** START OF THE DATA **
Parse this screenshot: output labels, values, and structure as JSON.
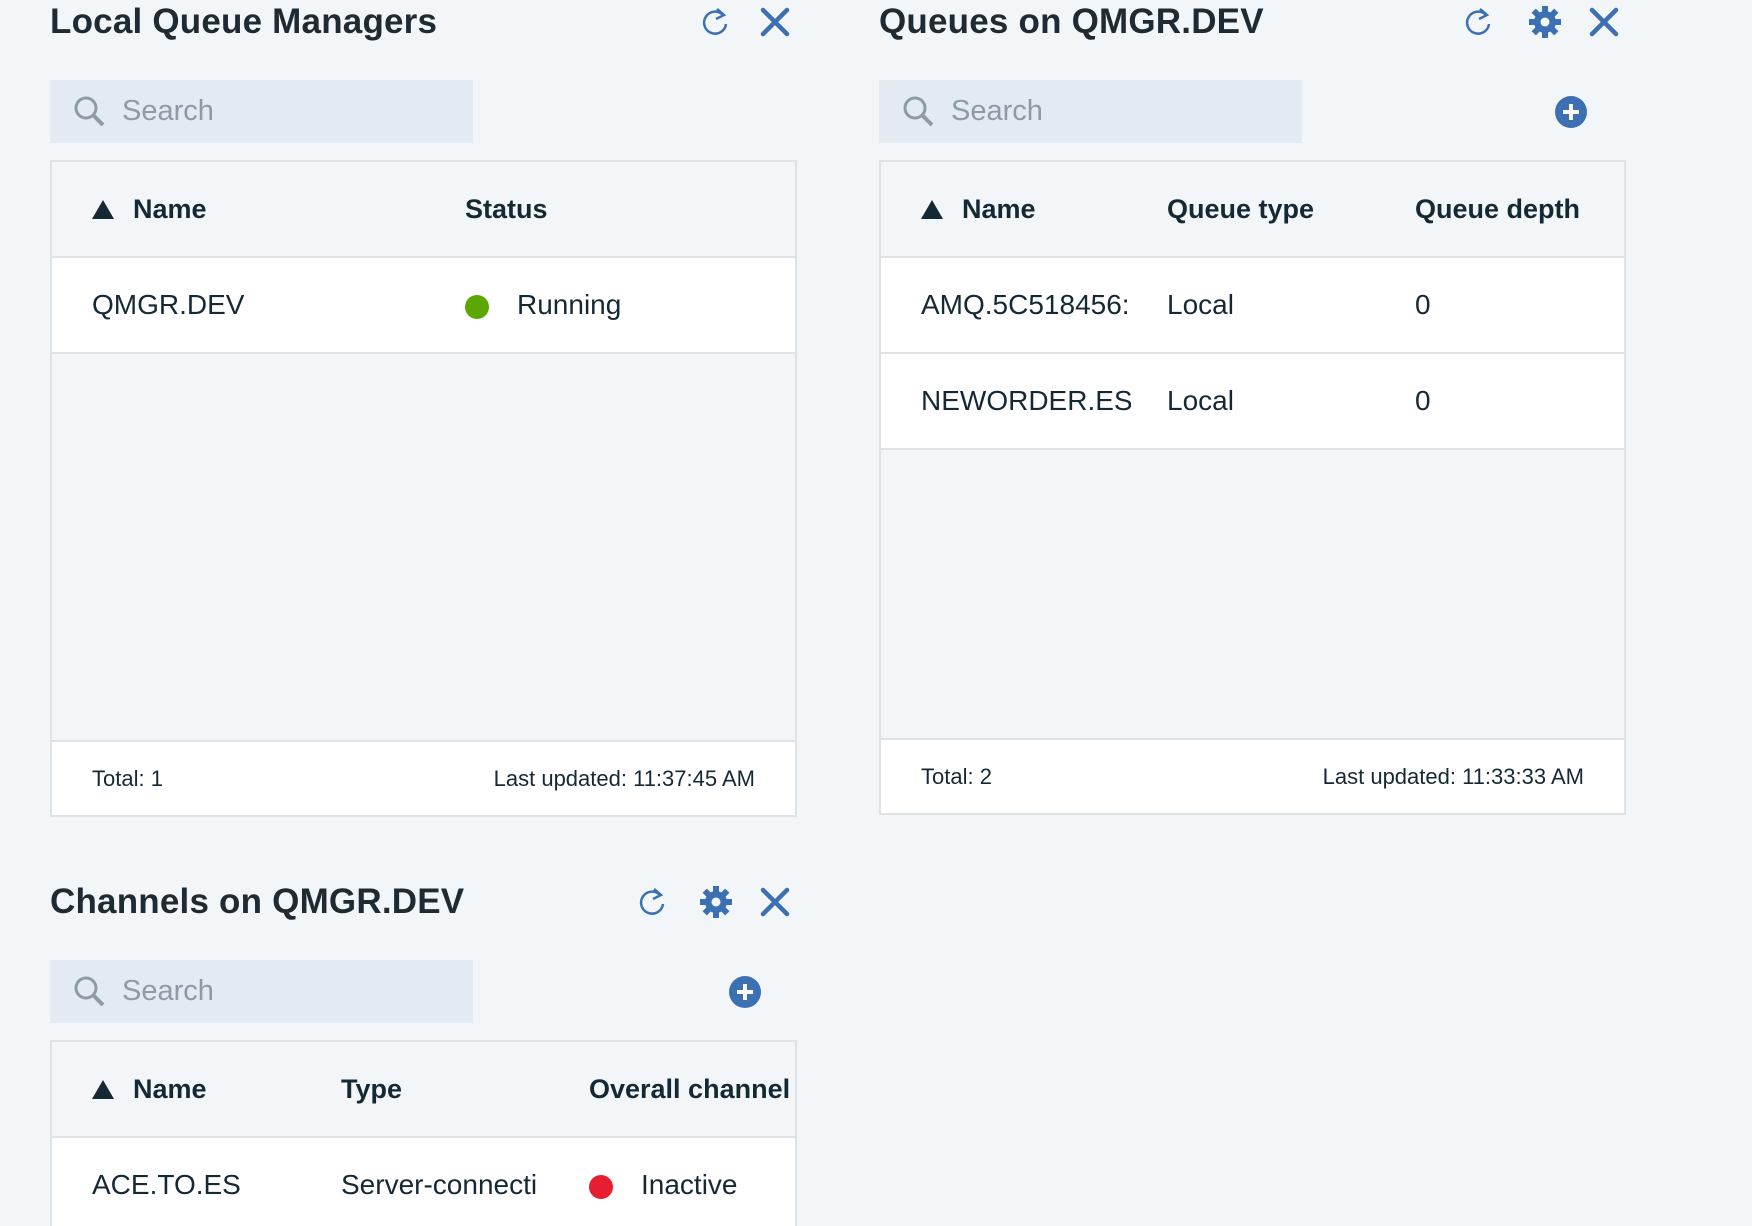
{
  "colors": {
    "accent": "#3d70b2",
    "running": "#5aa700",
    "inactive": "#e71d32"
  },
  "qmgr_widget": {
    "title": "Local Queue Managers",
    "search_placeholder": "Search",
    "columns": [
      "Name",
      "Status"
    ],
    "rows": [
      {
        "name": "QMGR.DEV",
        "status": "Running"
      }
    ],
    "total": "Total: 1",
    "last_updated": "Last updated: 11:37:45 AM"
  },
  "queues_widget": {
    "title": "Queues on QMGR.DEV",
    "search_placeholder": "Search",
    "columns": [
      "Name",
      "Queue type",
      "Queue depth"
    ],
    "rows": [
      {
        "name": "AMQ.5C518456:",
        "type": "Local",
        "depth": "0"
      },
      {
        "name": "NEWORDER.ES",
        "type": "Local",
        "depth": "0"
      }
    ],
    "total": "Total: 2",
    "last_updated": "Last updated: 11:33:33 AM"
  },
  "channels_widget": {
    "title": "Channels on QMGR.DEV",
    "search_placeholder": "Search",
    "columns": [
      "Name",
      "Type",
      "Overall channel"
    ],
    "rows": [
      {
        "name": "ACE.TO.ES",
        "type": "Server-connecti",
        "status": "Inactive"
      }
    ]
  },
  "icons": [
    "refresh-icon",
    "close-icon",
    "gear-icon",
    "search-icon",
    "add-icon",
    "sort-ascending-icon",
    "status-dot-icon"
  ]
}
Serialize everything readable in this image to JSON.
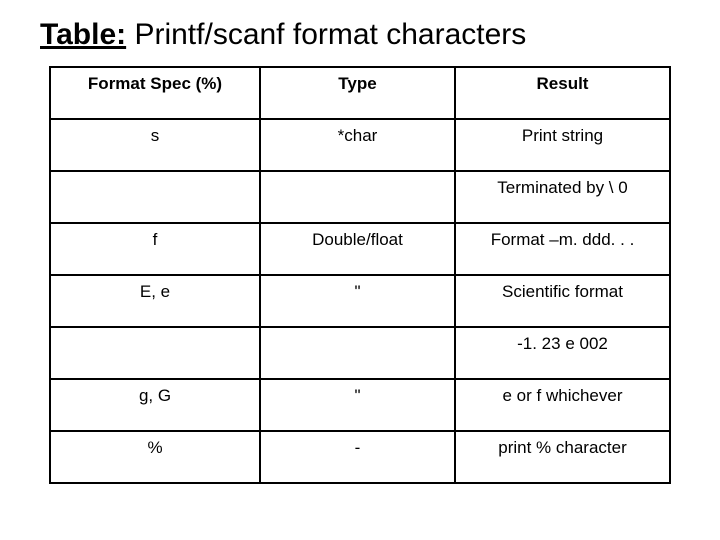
{
  "title_prefix": "Table:",
  "title_rest": " Printf/scanf format characters",
  "headers": [
    "Format Spec (%)",
    "Type",
    "Result"
  ],
  "rows": [
    [
      "s",
      "*char",
      "Print string"
    ],
    [
      "",
      "",
      "Terminated by \\ 0"
    ],
    [
      "f",
      "Double/float",
      "Format –m. ddd. . ."
    ],
    [
      "E, e",
      "\"",
      "Scientific format"
    ],
    [
      "",
      "",
      "-1. 23 e 002"
    ],
    [
      "g, G",
      "\"",
      "e or f whichever"
    ],
    [
      "%",
      "-",
      "print % character"
    ]
  ]
}
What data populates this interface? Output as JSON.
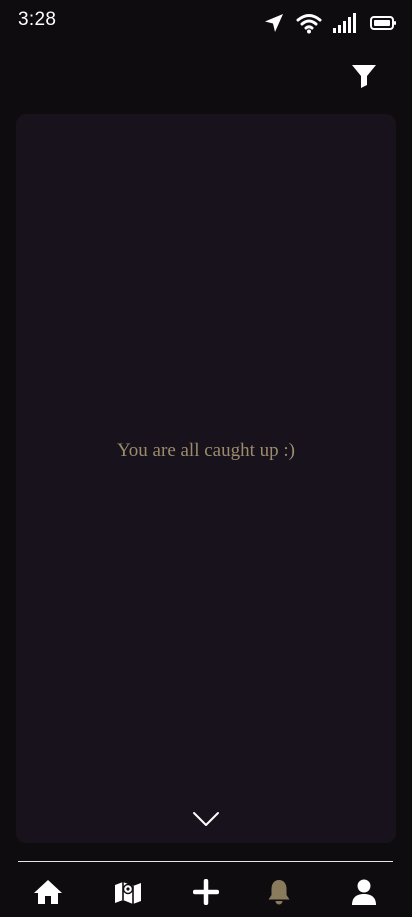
{
  "status_bar": {
    "time": "3:28",
    "icons": [
      "location-arrow-icon",
      "wifi-icon",
      "signal-icon",
      "battery-icon"
    ]
  },
  "header": {
    "filter_icon": "filter-icon"
  },
  "feed": {
    "empty_message": "You are all caught up :)",
    "scroll_icon": "chevron-down-icon"
  },
  "bottom_nav": {
    "items": [
      {
        "icon": "home-icon",
        "active": false
      },
      {
        "icon": "map-icon",
        "active": false
      },
      {
        "icon": "plus-icon",
        "active": false
      },
      {
        "icon": "bell-icon",
        "active": true
      },
      {
        "icon": "user-icon",
        "active": false
      }
    ]
  },
  "colors": {
    "background": "#0f0c10",
    "panel": "#17121b",
    "accent": "#9c8b6c",
    "icon": "#ffffff",
    "active_icon": "#8a7b5c"
  }
}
** END OF THE DATA **
GIVEN TASK
Every line of the listing that holds "Last" should be found and copied.

FULL SOLUTION
    "last_updated": "Last updated: 11:37:45 AM"
    "last_updated": "Last updated: 11:33:33 AM"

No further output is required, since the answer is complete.